GOAL OF THE EXERCISE - Every record below should be printed exactly as given.

(Extracted data entries)

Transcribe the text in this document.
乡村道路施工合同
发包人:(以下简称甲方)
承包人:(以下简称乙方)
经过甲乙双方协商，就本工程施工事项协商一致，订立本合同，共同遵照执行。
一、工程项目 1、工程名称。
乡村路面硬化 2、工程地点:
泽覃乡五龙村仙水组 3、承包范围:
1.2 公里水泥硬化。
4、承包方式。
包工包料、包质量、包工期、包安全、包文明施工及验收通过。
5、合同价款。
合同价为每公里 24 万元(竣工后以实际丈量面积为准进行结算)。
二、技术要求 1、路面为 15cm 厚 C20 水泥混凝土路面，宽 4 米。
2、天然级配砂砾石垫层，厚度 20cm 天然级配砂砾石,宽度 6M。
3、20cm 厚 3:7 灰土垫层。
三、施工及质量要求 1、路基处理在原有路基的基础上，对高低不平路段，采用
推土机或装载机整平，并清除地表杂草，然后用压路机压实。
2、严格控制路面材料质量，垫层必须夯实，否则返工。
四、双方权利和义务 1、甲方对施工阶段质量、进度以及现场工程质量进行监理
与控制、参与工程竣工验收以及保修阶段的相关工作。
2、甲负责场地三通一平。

WORKED SOLUTION -
Transcribe the text in this document.
乡村道路施工合同
发包人:(以下简称甲方)
承包人:(以下简称乙方)
经过甲乙双方协商，就本工程施工事项协商一致，订立本合同，共同遵照执行。
一、工程项目 1、工程名称。
乡村路面硬化 2、工程地点:
泽覃乡五龙村仙水组 3、承包范围:
1.2 公里水泥硬化。
4、承包方式。
包工包料、包质量、包工期、包安全、包文明施工及验收通过。
5、合同价款。
合同价为每公里 24 万元(竣工后以实际丈量面积为准进行结算)。
二、技术要求 1、路面为 15cm 厚 C20 水泥混凝土路面，宽 4 米。
2、天然级配砂砾石垫层，厚度 20cm 天然级配砂砾石,宽度 6M。
3、20cm 厚 3:7 灰土垫层。
三、施工及质量要求 1、路基处理在原有路基的基础上，对高低不平路段，采用
推土机或装载机整平，并清除地表杂草，然后用压路机压实。
2、严格控制路面材料质量，垫层必须夯实，否则返工。
四、双方权利和义务 1、甲方对施工阶段质量、进度以及现场工程质量进行监理
与控制、参与工程竣工验收以及保修阶段的相关工作。
2、甲负责场地三通一平。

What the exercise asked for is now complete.